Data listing
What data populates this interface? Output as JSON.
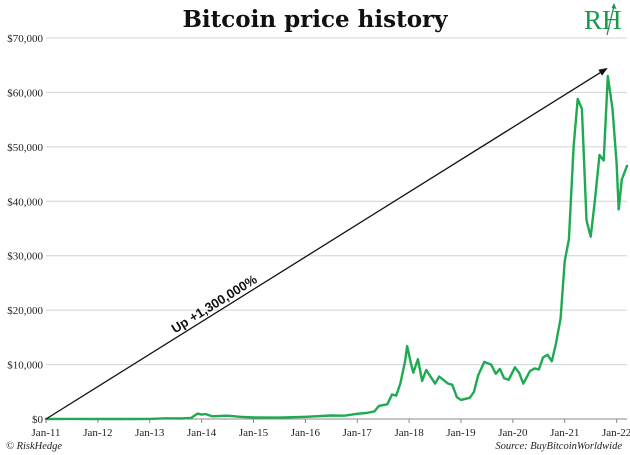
{
  "colors": {
    "line": "#1faa52",
    "grid": "#d4d4d4",
    "axis": "#888888",
    "text": "#222222",
    "logo": "#1a9a4a"
  },
  "logo": {
    "text": "RH"
  },
  "footer": {
    "left": "© RiskHedge",
    "right": "Source: BuyBitcoinWorldwide"
  },
  "chart_data": {
    "type": "line",
    "title": "Bitcoin price history",
    "xlabel": "",
    "ylabel": "",
    "ylim": [
      0,
      70000
    ],
    "xlim": [
      2011.0,
      2022.2
    ],
    "grid": true,
    "yticks": [
      {
        "value": 0,
        "label": "$0"
      },
      {
        "value": 10000,
        "label": "$10,000"
      },
      {
        "value": 20000,
        "label": "$20,000"
      },
      {
        "value": 30000,
        "label": "$30,000"
      },
      {
        "value": 40000,
        "label": "$40,000"
      },
      {
        "value": 50000,
        "label": "$50,000"
      },
      {
        "value": 60000,
        "label": "$60,000"
      },
      {
        "value": 70000,
        "label": "$70,000"
      }
    ],
    "xticks": [
      {
        "value": 2011,
        "label": "Jan-11"
      },
      {
        "value": 2012,
        "label": "Jan-12"
      },
      {
        "value": 2013,
        "label": "Jan-13"
      },
      {
        "value": 2014,
        "label": "Jan-14"
      },
      {
        "value": 2015,
        "label": "Jan-15"
      },
      {
        "value": 2016,
        "label": "Jan-16"
      },
      {
        "value": 2017,
        "label": "Jan-17"
      },
      {
        "value": 2018,
        "label": "Jan-18"
      },
      {
        "value": 2019,
        "label": "Jan-19"
      },
      {
        "value": 2020,
        "label": "Jan-20"
      },
      {
        "value": 2021,
        "label": "Jan-21"
      },
      {
        "value": 2022,
        "label": "Jan-22"
      }
    ],
    "series": [
      {
        "name": "Bitcoin price",
        "points": [
          [
            2011.0,
            0
          ],
          [
            2011.5,
            15
          ],
          [
            2012.0,
            5
          ],
          [
            2012.5,
            7
          ],
          [
            2013.0,
            15
          ],
          [
            2013.3,
            120
          ],
          [
            2013.6,
            100
          ],
          [
            2013.8,
            200
          ],
          [
            2013.92,
            1000
          ],
          [
            2014.0,
            800
          ],
          [
            2014.08,
            900
          ],
          [
            2014.2,
            500
          ],
          [
            2014.5,
            600
          ],
          [
            2014.75,
            400
          ],
          [
            2015.0,
            300
          ],
          [
            2015.5,
            250
          ],
          [
            2016.0,
            400
          ],
          [
            2016.5,
            650
          ],
          [
            2016.75,
            600
          ],
          [
            2017.0,
            950
          ],
          [
            2017.17,
            1100
          ],
          [
            2017.33,
            1400
          ],
          [
            2017.42,
            2400
          ],
          [
            2017.58,
            2700
          ],
          [
            2017.67,
            4500
          ],
          [
            2017.75,
            4300
          ],
          [
            2017.83,
            6500
          ],
          [
            2017.92,
            10500
          ],
          [
            2017.96,
            13400
          ],
          [
            2018.04,
            10000
          ],
          [
            2018.08,
            8500
          ],
          [
            2018.17,
            11000
          ],
          [
            2018.25,
            7000
          ],
          [
            2018.33,
            9000
          ],
          [
            2018.5,
            6500
          ],
          [
            2018.58,
            7800
          ],
          [
            2018.75,
            6500
          ],
          [
            2018.83,
            6300
          ],
          [
            2018.92,
            4000
          ],
          [
            2019.0,
            3500
          ],
          [
            2019.17,
            3900
          ],
          [
            2019.25,
            5000
          ],
          [
            2019.33,
            8000
          ],
          [
            2019.45,
            10500
          ],
          [
            2019.58,
            10000
          ],
          [
            2019.67,
            8300
          ],
          [
            2019.75,
            9200
          ],
          [
            2019.83,
            7500
          ],
          [
            2019.92,
            7200
          ],
          [
            2020.04,
            9500
          ],
          [
            2020.12,
            8500
          ],
          [
            2020.2,
            6500
          ],
          [
            2020.33,
            8800
          ],
          [
            2020.42,
            9300
          ],
          [
            2020.5,
            9100
          ],
          [
            2020.58,
            11300
          ],
          [
            2020.67,
            11800
          ],
          [
            2020.75,
            10600
          ],
          [
            2020.83,
            13800
          ],
          [
            2020.92,
            18500
          ],
          [
            2021.0,
            29000
          ],
          [
            2021.08,
            33000
          ],
          [
            2021.17,
            50000
          ],
          [
            2021.25,
            58800
          ],
          [
            2021.33,
            57000
          ],
          [
            2021.42,
            36500
          ],
          [
            2021.5,
            33500
          ],
          [
            2021.58,
            40000
          ],
          [
            2021.67,
            48500
          ],
          [
            2021.75,
            47500
          ],
          [
            2021.83,
            63000
          ],
          [
            2021.92,
            57000
          ],
          [
            2022.0,
            47000
          ],
          [
            2022.04,
            38500
          ],
          [
            2022.1,
            44000
          ],
          [
            2022.2,
            46500
          ]
        ]
      }
    ],
    "annotations": [
      {
        "text": "Up +1,300,000%",
        "type": "arrow",
        "from": [
          2011.0,
          0
        ],
        "to": [
          2021.83,
          64500
        ]
      }
    ]
  }
}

- _WHAT IS NEEDED_
Write every record out again exactly; no pictures belong in the copy.

- _RESPONSE_
What data populates this interface? Output as JSON.
{
  "colors": {
    "line": "#1faa52",
    "grid": "#d4d4d4",
    "axis": "#888888",
    "text": "#222222",
    "logo": "#1a9a4a"
  },
  "logo": {
    "text": "RH"
  },
  "footer": {
    "left": "© RiskHedge",
    "right": "Source: BuyBitcoinWorldwide"
  },
  "chart_data": {
    "type": "line",
    "title": "Bitcoin price history",
    "xlabel": "",
    "ylabel": "",
    "ylim": [
      0,
      70000
    ],
    "xlim": [
      2011.0,
      2022.2
    ],
    "grid": true,
    "yticks": [
      {
        "value": 0,
        "label": "$0"
      },
      {
        "value": 10000,
        "label": "$10,000"
      },
      {
        "value": 20000,
        "label": "$20,000"
      },
      {
        "value": 30000,
        "label": "$30,000"
      },
      {
        "value": 40000,
        "label": "$40,000"
      },
      {
        "value": 50000,
        "label": "$50,000"
      },
      {
        "value": 60000,
        "label": "$60,000"
      },
      {
        "value": 70000,
        "label": "$70,000"
      }
    ],
    "xticks": [
      {
        "value": 2011,
        "label": "Jan-11"
      },
      {
        "value": 2012,
        "label": "Jan-12"
      },
      {
        "value": 2013,
        "label": "Jan-13"
      },
      {
        "value": 2014,
        "label": "Jan-14"
      },
      {
        "value": 2015,
        "label": "Jan-15"
      },
      {
        "value": 2016,
        "label": "Jan-16"
      },
      {
        "value": 2017,
        "label": "Jan-17"
      },
      {
        "value": 2018,
        "label": "Jan-18"
      },
      {
        "value": 2019,
        "label": "Jan-19"
      },
      {
        "value": 2020,
        "label": "Jan-20"
      },
      {
        "value": 2021,
        "label": "Jan-21"
      },
      {
        "value": 2022,
        "label": "Jan-22"
      }
    ],
    "series": [
      {
        "name": "Bitcoin price",
        "points": [
          [
            2011.0,
            0
          ],
          [
            2011.5,
            15
          ],
          [
            2012.0,
            5
          ],
          [
            2012.5,
            7
          ],
          [
            2013.0,
            15
          ],
          [
            2013.3,
            120
          ],
          [
            2013.6,
            100
          ],
          [
            2013.8,
            200
          ],
          [
            2013.92,
            1000
          ],
          [
            2014.0,
            800
          ],
          [
            2014.08,
            900
          ],
          [
            2014.2,
            500
          ],
          [
            2014.5,
            600
          ],
          [
            2014.75,
            400
          ],
          [
            2015.0,
            300
          ],
          [
            2015.5,
            250
          ],
          [
            2016.0,
            400
          ],
          [
            2016.5,
            650
          ],
          [
            2016.75,
            600
          ],
          [
            2017.0,
            950
          ],
          [
            2017.17,
            1100
          ],
          [
            2017.33,
            1400
          ],
          [
            2017.42,
            2400
          ],
          [
            2017.58,
            2700
          ],
          [
            2017.67,
            4500
          ],
          [
            2017.75,
            4300
          ],
          [
            2017.83,
            6500
          ],
          [
            2017.92,
            10500
          ],
          [
            2017.96,
            13400
          ],
          [
            2018.04,
            10000
          ],
          [
            2018.08,
            8500
          ],
          [
            2018.17,
            11000
          ],
          [
            2018.25,
            7000
          ],
          [
            2018.33,
            9000
          ],
          [
            2018.5,
            6500
          ],
          [
            2018.58,
            7800
          ],
          [
            2018.75,
            6500
          ],
          [
            2018.83,
            6300
          ],
          [
            2018.92,
            4000
          ],
          [
            2019.0,
            3500
          ],
          [
            2019.17,
            3900
          ],
          [
            2019.25,
            5000
          ],
          [
            2019.33,
            8000
          ],
          [
            2019.45,
            10500
          ],
          [
            2019.58,
            10000
          ],
          [
            2019.67,
            8300
          ],
          [
            2019.75,
            9200
          ],
          [
            2019.83,
            7500
          ],
          [
            2019.92,
            7200
          ],
          [
            2020.04,
            9500
          ],
          [
            2020.12,
            8500
          ],
          [
            2020.2,
            6500
          ],
          [
            2020.33,
            8800
          ],
          [
            2020.42,
            9300
          ],
          [
            2020.5,
            9100
          ],
          [
            2020.58,
            11300
          ],
          [
            2020.67,
            11800
          ],
          [
            2020.75,
            10600
          ],
          [
            2020.83,
            13800
          ],
          [
            2020.92,
            18500
          ],
          [
            2021.0,
            29000
          ],
          [
            2021.08,
            33000
          ],
          [
            2021.17,
            50000
          ],
          [
            2021.25,
            58800
          ],
          [
            2021.33,
            57000
          ],
          [
            2021.42,
            36500
          ],
          [
            2021.5,
            33500
          ],
          [
            2021.58,
            40000
          ],
          [
            2021.67,
            48500
          ],
          [
            2021.75,
            47500
          ],
          [
            2021.83,
            63000
          ],
          [
            2021.92,
            57000
          ],
          [
            2022.0,
            47000
          ],
          [
            2022.04,
            38500
          ],
          [
            2022.1,
            44000
          ],
          [
            2022.2,
            46500
          ]
        ]
      }
    ],
    "annotations": [
      {
        "text": "Up +1,300,000%",
        "type": "arrow",
        "from": [
          2011.0,
          0
        ],
        "to": [
          2021.83,
          64500
        ]
      }
    ]
  }
}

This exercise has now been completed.